Directive :: Scan the data below. Pull out each line where "name" occurs.
>> Begin
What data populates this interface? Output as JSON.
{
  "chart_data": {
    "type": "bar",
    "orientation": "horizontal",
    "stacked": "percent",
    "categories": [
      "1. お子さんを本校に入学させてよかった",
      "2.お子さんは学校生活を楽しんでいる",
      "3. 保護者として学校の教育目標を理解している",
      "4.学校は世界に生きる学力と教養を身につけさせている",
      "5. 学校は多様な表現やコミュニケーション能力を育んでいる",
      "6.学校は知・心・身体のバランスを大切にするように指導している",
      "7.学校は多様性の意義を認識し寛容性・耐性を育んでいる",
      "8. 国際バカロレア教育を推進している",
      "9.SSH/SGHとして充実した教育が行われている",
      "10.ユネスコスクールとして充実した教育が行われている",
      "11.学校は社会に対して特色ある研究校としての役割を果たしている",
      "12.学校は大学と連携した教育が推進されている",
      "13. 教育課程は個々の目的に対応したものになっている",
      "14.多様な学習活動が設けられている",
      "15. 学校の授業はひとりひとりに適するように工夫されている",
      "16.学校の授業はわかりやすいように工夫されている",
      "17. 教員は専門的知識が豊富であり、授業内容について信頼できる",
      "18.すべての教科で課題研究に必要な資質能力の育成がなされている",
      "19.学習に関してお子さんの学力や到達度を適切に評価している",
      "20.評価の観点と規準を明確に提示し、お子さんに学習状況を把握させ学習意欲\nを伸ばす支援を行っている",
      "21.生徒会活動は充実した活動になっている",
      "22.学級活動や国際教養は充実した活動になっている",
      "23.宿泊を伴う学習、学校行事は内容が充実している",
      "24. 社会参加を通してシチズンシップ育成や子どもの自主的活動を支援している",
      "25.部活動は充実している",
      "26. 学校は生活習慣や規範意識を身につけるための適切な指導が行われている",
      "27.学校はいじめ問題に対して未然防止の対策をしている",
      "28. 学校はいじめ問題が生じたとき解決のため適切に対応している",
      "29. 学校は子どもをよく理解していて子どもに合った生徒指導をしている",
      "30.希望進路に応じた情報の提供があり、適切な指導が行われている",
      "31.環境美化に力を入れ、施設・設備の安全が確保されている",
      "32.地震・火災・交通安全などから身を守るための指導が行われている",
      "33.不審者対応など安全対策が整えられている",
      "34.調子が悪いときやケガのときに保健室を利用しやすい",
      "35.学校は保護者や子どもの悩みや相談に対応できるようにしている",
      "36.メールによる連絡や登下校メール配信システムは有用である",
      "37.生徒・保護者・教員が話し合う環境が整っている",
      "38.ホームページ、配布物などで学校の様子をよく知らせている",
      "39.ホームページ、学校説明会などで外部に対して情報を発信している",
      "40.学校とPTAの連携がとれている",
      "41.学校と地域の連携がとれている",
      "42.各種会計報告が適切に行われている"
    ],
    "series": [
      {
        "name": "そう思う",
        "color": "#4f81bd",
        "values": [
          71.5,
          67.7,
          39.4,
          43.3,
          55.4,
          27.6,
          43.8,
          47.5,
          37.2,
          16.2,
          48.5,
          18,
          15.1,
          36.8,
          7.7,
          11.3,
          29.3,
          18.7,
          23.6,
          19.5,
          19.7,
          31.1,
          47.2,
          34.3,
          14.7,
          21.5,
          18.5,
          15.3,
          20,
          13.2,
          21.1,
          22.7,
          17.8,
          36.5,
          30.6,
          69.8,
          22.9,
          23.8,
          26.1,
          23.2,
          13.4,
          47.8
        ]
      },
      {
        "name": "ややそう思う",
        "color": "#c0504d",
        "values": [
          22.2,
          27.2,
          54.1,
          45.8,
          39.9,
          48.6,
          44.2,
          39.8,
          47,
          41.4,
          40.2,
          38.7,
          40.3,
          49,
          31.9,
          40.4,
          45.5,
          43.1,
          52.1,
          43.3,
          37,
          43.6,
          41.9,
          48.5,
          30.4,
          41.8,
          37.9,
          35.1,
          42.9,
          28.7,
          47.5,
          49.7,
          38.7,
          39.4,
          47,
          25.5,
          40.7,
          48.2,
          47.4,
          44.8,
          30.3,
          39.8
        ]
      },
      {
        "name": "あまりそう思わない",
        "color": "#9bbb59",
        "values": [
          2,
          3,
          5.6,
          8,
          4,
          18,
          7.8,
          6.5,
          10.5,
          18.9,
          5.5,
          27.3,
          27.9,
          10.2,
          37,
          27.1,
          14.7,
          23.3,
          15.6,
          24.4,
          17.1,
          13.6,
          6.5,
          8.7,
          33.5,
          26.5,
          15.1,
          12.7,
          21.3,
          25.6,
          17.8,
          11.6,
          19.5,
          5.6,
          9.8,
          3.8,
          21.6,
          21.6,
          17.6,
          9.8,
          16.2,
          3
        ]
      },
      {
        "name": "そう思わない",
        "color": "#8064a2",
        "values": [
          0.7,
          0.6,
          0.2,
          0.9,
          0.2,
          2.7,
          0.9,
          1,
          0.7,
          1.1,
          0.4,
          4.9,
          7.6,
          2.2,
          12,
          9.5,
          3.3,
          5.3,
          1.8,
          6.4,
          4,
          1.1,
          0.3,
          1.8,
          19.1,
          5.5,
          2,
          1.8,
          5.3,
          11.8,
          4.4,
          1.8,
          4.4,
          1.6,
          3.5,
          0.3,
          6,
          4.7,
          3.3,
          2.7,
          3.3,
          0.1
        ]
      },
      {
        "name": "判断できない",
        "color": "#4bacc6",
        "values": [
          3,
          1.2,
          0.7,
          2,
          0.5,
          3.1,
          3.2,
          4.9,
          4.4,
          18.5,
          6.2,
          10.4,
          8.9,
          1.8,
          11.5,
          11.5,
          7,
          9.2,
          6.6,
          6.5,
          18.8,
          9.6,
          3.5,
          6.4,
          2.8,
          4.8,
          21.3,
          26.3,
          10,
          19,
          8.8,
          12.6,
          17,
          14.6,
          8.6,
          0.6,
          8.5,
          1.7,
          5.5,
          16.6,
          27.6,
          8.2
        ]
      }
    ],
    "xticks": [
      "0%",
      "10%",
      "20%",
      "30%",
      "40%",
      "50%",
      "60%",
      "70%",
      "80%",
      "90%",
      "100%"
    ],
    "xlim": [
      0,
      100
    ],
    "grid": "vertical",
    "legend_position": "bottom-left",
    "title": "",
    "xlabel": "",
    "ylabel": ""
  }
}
>> End
Solution ::
        "name": "そう思う",
        "name": "ややそう思う",
        "name": "あまりそう思わない",
        "name": "そう思わない",
        "name": "判断できない",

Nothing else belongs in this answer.